### FRAGMENTO SELECCIONADO
El cuerpo me pide hablar de Carla Bruni, pero mi otra mano me lleva a la política. Ya me lo decían en el colegio, a mis catorce años: ¡no te toques, quedarás ciego! Pero tengo una vista aguda, dice mi oculista, así que la resistencia de los materiales debe de ser mejor de lo que sospechaban el profesor de educación física y el de geografía.
Son buenos tiempos para los bomberos. En estos meses se van a buscar culpables de todo aquello que no funcione: de los precios, de la subida del conejo, que subirá, del encareciento de las hipotecas, de los muertos del tráfico, de la ebriedad de las Navidades, y todo lo demás.
Ahora le llega al aborto. Tantos años aplicando la espiral del silencio a los delitos que se practican en algunas clínicas para vendernos ahora que el gobierno viene a resolver el problema con una nueva ley. Hasta ahora el asunto era incuestionable, ¡qué digo!, haberlo citado hubiera supuesto un aquelarre para el que lo nombrara, y ahora se hace como que es un problema, para ofrecer una solución.
Nuestra clase política es mediocre, muy mediocre. Descubren los asuntos que preocupan a los ciudadanos a tres meses de las elecciones. Es como si antes no hubiera habido nada, el cero absoluto, el vacío. La nada es incompatible con Carla Bruni. Tenía que colarla, y lo he hecho. ¡Qué gran voz, para dejarse gobernar! Sólo una mujer así puede domar al potro napoleónico de Sarkozy.

### TAREA A
Reproduzca del fragmento seleccionado el pasaje comprendido desde "El cuerpo me" hasta "todo lo demás.", ambos incluidos.
### TAREA B
Conteste, a partir del fragmento seleccionado, las preguntas siguientes:
(i) ¿Qué edad se menciona en relación con lo que se decía en el colegio?
(ii) ¿Quién afirma que la vista de quien escribe es aguda?
(iii) ¿Con cuánta antelación a las elecciones descubre la clase política los asuntos que preocupan a los ciudadanos?
### TAREA C
Traduzca al inglés la oración del fragmento seleccionado "Nuestra clase política es mediocre, muy mediocre."

### DATOS MOSTRADOS
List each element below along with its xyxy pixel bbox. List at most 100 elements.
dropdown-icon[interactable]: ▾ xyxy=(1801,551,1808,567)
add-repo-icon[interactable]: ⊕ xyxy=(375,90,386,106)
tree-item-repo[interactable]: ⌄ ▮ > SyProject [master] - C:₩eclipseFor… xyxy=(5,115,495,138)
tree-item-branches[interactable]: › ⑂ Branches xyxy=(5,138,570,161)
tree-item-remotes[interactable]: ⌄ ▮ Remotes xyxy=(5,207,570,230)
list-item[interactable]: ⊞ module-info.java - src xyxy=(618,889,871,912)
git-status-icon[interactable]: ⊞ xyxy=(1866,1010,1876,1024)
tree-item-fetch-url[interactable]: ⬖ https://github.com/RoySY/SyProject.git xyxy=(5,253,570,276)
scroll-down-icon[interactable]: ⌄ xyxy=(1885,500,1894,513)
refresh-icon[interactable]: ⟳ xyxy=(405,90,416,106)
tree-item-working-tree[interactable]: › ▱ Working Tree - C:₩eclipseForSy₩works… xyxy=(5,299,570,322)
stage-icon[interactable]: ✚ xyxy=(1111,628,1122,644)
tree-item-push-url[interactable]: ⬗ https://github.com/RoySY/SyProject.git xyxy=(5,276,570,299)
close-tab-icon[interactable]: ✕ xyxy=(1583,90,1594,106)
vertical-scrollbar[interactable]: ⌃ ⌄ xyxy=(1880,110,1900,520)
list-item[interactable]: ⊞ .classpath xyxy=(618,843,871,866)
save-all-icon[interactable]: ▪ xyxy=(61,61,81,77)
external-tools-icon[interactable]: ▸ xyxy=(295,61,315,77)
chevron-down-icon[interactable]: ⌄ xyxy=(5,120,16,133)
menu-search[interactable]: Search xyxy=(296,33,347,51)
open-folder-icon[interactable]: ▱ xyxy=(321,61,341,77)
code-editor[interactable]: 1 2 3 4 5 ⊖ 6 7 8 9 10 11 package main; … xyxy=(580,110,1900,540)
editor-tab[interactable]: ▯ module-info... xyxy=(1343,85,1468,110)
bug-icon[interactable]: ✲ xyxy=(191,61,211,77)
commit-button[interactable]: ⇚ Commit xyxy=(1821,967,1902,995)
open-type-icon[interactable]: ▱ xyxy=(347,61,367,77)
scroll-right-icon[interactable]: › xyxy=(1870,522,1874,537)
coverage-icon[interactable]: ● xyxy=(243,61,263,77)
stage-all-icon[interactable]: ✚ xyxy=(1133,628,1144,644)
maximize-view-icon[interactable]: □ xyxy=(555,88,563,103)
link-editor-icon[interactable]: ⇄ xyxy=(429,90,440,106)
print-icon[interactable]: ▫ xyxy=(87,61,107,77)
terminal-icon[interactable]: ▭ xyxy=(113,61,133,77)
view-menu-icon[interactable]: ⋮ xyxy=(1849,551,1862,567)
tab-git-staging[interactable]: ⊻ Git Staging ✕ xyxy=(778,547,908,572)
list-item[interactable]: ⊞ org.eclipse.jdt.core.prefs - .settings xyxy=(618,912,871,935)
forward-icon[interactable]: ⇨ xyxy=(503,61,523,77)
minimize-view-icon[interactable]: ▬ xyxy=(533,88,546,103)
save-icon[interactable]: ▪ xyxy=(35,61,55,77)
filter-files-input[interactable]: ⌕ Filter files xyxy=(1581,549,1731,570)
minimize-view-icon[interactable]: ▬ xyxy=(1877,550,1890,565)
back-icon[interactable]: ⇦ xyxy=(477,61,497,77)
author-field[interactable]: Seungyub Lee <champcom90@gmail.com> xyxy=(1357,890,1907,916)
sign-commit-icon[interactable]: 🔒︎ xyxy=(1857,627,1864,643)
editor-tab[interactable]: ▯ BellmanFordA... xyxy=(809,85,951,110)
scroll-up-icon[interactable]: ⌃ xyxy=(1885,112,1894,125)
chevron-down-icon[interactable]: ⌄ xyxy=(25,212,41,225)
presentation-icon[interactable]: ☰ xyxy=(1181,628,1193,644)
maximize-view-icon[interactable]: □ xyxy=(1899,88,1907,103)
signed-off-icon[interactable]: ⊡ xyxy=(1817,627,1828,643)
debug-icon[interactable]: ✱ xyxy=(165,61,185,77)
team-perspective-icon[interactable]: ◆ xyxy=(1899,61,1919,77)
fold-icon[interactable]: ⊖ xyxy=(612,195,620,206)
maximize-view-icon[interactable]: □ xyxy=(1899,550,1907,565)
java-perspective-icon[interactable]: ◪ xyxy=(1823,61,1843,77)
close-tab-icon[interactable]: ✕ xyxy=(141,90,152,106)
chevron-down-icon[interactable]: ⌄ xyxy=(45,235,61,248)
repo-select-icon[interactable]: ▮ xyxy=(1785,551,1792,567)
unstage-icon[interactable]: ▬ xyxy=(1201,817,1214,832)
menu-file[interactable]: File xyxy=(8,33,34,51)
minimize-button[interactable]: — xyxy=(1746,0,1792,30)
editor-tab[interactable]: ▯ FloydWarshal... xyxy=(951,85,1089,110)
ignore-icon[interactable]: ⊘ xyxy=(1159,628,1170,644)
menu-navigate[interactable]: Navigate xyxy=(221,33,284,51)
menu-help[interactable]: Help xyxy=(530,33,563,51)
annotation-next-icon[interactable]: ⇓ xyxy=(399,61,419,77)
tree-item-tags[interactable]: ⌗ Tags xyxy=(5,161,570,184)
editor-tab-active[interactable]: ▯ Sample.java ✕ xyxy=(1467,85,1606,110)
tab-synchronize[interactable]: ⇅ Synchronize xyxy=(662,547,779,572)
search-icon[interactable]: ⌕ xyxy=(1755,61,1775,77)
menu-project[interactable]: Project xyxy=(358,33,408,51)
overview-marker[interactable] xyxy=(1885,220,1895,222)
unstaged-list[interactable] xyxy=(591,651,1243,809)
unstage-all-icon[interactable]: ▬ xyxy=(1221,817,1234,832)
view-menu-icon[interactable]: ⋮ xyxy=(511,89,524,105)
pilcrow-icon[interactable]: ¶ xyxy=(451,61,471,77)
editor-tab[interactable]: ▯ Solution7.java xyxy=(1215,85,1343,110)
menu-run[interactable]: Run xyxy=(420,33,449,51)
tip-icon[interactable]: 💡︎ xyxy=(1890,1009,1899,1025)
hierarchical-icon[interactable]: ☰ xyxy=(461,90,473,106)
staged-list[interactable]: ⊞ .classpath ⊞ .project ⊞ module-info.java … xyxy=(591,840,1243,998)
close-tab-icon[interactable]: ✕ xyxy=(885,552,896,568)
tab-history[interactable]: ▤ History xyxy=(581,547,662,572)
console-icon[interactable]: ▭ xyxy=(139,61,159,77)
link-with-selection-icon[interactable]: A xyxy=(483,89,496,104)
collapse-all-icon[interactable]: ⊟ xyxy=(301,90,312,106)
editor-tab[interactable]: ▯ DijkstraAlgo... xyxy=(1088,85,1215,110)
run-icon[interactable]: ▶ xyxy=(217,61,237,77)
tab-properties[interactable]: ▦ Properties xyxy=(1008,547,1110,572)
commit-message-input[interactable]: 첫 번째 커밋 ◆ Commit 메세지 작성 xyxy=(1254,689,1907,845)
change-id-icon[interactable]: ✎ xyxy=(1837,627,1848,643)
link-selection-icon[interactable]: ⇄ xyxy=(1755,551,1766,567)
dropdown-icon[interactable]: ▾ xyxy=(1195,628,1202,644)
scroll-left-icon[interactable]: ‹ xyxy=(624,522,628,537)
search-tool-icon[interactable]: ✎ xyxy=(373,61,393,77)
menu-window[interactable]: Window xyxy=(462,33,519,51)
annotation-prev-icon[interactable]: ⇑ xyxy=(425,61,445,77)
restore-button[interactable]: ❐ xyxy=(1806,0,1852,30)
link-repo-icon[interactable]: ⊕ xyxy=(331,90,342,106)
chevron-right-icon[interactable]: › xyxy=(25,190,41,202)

### RESPUESTA DEL EJERCICIO A
El cuerpo me pide hablar de Carla Bruni, pero mi otra mano me lleva a la política. Ya me lo decían en el colegio, a mis catorce años: ¡no te toques, quedarás ciego! Pero tengo una vista aguda, dice mi oculista, así que la resistencia de los materiales debe de ser mejor de lo que sospechaban el profesor de educación física y el de geografía.
Son buenos tiempos para los bomberos. En estos meses se van a buscar culpables de todo aquello que no funcione: de los precios, de la subida del conejo, que subirá, del encareciento de las hipotecas, de los muertos del tráfico, de la ebriedad de las Navidades, y todo lo demás.

### RESPUESTA DEL EJERCICIO B
(i) Catorce años.
(ii) El oculista.
(iii) Tres meses.

### RESPUESTA DEL EJERCICIO C
Our political class is mediocre, very mediocre.